• WRITTEN EXERCISE
Go through the data below and gather each line containing "ЈУЖНОБАЧКИ".

---------- EXCERPTED DATA ----------

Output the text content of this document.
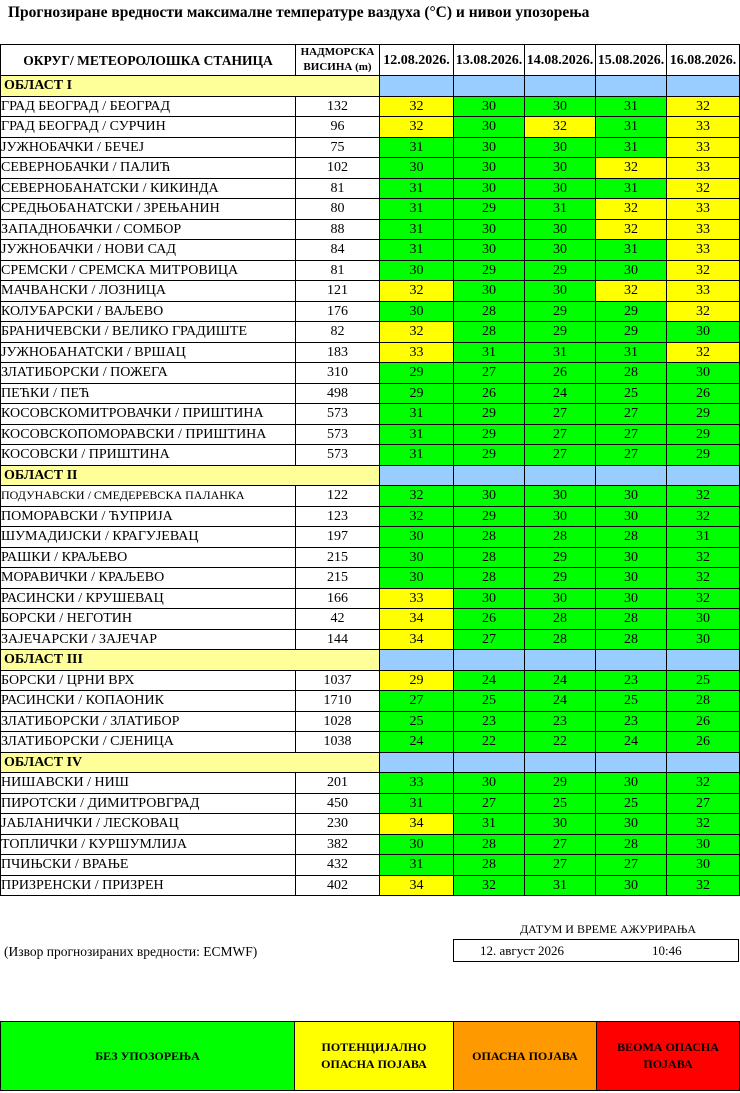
Прогнозиране вредности максималне температуре ваздуха (°C) и нивои упозорења
ОКРУГ/ МЕТЕОРОЛОШКА СТАНИЦА	НАДМОРСКА ВИСИНА (m)	12.08.2026.	13.08.2026.	14.08.2026.	15.08.2026.	16.08.2026.
ОБЛАСТ I						
ГРАД БЕОГРАД / БЕОГРАД	132	32	30	30	31	32
ГРАД БЕОГРАД / СУРЧИН	96	32	30	32	31	33
ЈУЖНОБАЧКИ / БЕЧЕЈ	75	31	30	30	31	33
СЕВЕРНОБАЧКИ / ПАЛИЋ	102	30	30	30	32	33
СЕВЕРНОБАНАТСКИ / КИКИНДА	81	31	30	30	31	32
СРЕДЊОБАНАТСКИ / ЗРЕЊАНИН	80	31	29	31	32	33
ЗАПАДНОБАЧКИ / СОМБОР	88	31	30	30	32	33
ЈУЖНОБАЧКИ / НОВИ САД	84	31	30	30	31	33
СРЕМСКИ / СРЕМСКА МИТРОВИЦА	81	30	29	29	30	32
МАЧВАНСКИ / ЛОЗНИЦА	121	32	30	30	32	33
КОЛУБАРСКИ / ВАЉЕВО	176	30	28	29	29	32
БРАНИЧЕВСКИ / ВЕЛИКО ГРАДИШТЕ	82	32	28	29	29	30
ЈУЖНОБАНАТСКИ / ВРШАЦ	183	33	31	31	31	32
ЗЛАТИБОРСКИ / ПОЖЕГА	310	29	27	26	28	30
ПЕЋКИ / ПЕЋ	498	29	26	24	25	26
КОСОВСКОМИТРОВАЧКИ / ПРИШТИНА	573	31	29	27	27	29
КОСОВСКОПОМОРАВСКИ / ПРИШТИНА	573	31	29	27	27	29
КОСОВСКИ / ПРИШТИНА	573	31	29	27	27	29
ОБЛАСТ II						
ПОДУНАВСКИ / СМЕДЕРЕВСКА ПАЛАНКА	122	32	30	30	30	32
ПОМОРАВСКИ / ЋУПРИЈА	123	32	29	30	30	32
ШУМАДИЈСКИ / КРАГУЈЕВАЦ	197	30	28	28	28	31
РАШКИ / КРАЉЕВО	215	30	28	29	30	32
МОРАВИЧКИ / КРАЉЕВО	215	30	28	29	30	32
РАСИНСКИ / КРУШЕВАЦ	166	33	30	30	30	32
БОРСКИ / НЕГОТИН	42	34	26	28	28	30
ЗАЈЕЧАРСКИ / ЗАЈЕЧАР	144	34	27	28	28	30
ОБЛАСТ III						
БОРСКИ / ЦРНИ ВРХ	1037	29	24	24	23	25
РАСИНСКИ / КОПАОНИК	1710	27	25	24	25	28
ЗЛАТИБОРСКИ / ЗЛАТИБОР	1028	25	23	23	23	26
ЗЛАТИБОРСКИ / СЈЕНИЦА	1038	24	22	22	24	26
ОБЛАСТ IV						
НИШАВСКИ / НИШ	201	33	30	29	30	32
ПИРОТСКИ / ДИМИТРОВГРАД	450	31	27	25	25	27
ЈАБЛАНИЧКИ / ЛЕСКОВАЦ	230	34	31	30	30	32
ТОПЛИЧКИ / КУРШУМЛИЈА	382	30	28	27	28	30
ПЧИЊСКИ / ВРАЊЕ	432	31	28	27	27	30
ПРИЗРЕНСКИ / ПРИЗРЕН	402	34	32	31	30	32
ДАТУМ И ВРЕМЕ АЖУРИРАЊА
(Извор прогнозираних вредности: ECMWF)	12. август 2026	10:46
БЕЗ УПОЗОРЕЊА	ПОТЕНЦИЈАЛНО ОПАСНА ПОЈАВА	ОПАСНА ПОЈАВА	ВЕОМА ОПАСНА ПОЈАВА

----------

• PROBLEM SOLUTION
ЈУЖНОБАЧКИ / БЕЧЕЈ	75	31	30	30	31	33
ЈУЖНОБАЧКИ / НОВИ САД	84	31	30	30	31	33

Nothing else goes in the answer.